**THE PROBLEM:** Please print the full listing exactly.

**GIVEN ENTRIES:**
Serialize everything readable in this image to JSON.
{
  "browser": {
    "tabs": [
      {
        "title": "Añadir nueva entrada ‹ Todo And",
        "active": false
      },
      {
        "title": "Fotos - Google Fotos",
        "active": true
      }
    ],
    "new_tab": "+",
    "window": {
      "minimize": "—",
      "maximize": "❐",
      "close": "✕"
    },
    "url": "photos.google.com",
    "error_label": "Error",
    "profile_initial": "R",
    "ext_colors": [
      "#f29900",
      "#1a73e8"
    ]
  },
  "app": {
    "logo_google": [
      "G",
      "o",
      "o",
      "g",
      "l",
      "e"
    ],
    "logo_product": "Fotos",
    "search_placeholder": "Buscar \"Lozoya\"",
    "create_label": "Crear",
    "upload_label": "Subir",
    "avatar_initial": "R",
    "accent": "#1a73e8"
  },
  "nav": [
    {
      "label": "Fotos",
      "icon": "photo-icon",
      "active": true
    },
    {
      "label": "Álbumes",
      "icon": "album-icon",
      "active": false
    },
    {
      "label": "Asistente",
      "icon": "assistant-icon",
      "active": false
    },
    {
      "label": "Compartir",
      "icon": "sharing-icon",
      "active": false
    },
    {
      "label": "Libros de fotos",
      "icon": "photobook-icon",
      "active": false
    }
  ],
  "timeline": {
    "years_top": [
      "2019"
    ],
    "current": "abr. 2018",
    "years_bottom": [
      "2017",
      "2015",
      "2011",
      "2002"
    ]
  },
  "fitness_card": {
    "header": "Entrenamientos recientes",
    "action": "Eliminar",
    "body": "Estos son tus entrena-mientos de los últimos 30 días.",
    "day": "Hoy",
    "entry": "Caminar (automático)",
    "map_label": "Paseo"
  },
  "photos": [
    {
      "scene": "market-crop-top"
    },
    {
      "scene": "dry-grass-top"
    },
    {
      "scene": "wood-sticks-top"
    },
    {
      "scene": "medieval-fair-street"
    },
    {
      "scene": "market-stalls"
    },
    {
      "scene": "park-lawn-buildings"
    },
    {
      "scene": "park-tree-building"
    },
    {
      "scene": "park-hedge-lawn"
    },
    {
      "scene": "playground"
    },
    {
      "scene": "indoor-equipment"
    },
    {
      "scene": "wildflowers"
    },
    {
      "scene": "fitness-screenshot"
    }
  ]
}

**SOLUTION FOR THIS TASK:**
Serialize everything readable in this image to JSON.
{
  "browser": {
    "tabs": [
      {
        "title": "Añadir nueva entrada ‹ Todo And",
        "active": false
      },
      {
        "title": "Fotos - Google Fotos",
        "active": true
      }
    ],
    "new_tab": "+",
    "window": {
      "minimize": "—",
      "maximize": "❐",
      "close": "✕"
    },
    "url": "photos.google.com",
    "error_label": "Error",
    "profile_initial": "R",
    "ext_colors": [
      "#f29900",
      "#1a73e8"
    ]
  },
  "app": {
    "logo_google": [
      "G",
      "o",
      "o",
      "g",
      "l",
      "e"
    ],
    "logo_product": "Fotos",
    "search_placeholder": "Buscar \"Lozoya\"",
    "create_label": "Crear",
    "upload_label": "Subir",
    "avatar_initial": "R",
    "accent": "#1a73e8"
  },
  "nav": [
    {
      "label": "Fotos",
      "icon": "photo-icon",
      "active": true
    },
    {
      "label": "Álbumes",
      "icon": "album-icon",
      "active": false
    },
    {
      "label": "Asistente",
      "icon": "assistant-icon",
      "active": false
    },
    {
      "label": "Compartir",
      "icon": "sharing-icon",
      "active": false
    },
    {
      "label": "Libros de fotos",
      "icon": "photobook-icon",
      "active": false
    }
  ],
  "timeline": {
    "years_top": [
      "2019"
    ],
    "current": "abr. 2018",
    "years_bottom": [
      "2017",
      "2015",
      "2011",
      "2002"
    ]
  },
  "fitness_card": {
    "header": "Entrenamientos recientes",
    "action": "Eliminar",
    "body": "Estos son tus entrena-mientos de los últimos 30 días.",
    "day": "Hoy",
    "entry": "Caminar (automático)",
    "map_label": "Paseo"
  },
  "photos": [
    {
      "scene": "market-crop-top"
    },
    {
      "scene": "dry-grass-top"
    },
    {
      "scene": "wood-sticks-top"
    },
    {
      "scene": "medieval-fair-street"
    },
    {
      "scene": "market-stalls"
    },
    {
      "scene": "park-lawn-buildings"
    },
    {
      "scene": "park-tree-building"
    },
    {
      "scene": "park-hedge-lawn"
    },
    {
      "scene": "playground"
    },
    {
      "scene": "indoor-equipment"
    },
    {
      "scene": "wildflowers"
    },
    {
      "scene": "fitness-screenshot"
    }
  ]
}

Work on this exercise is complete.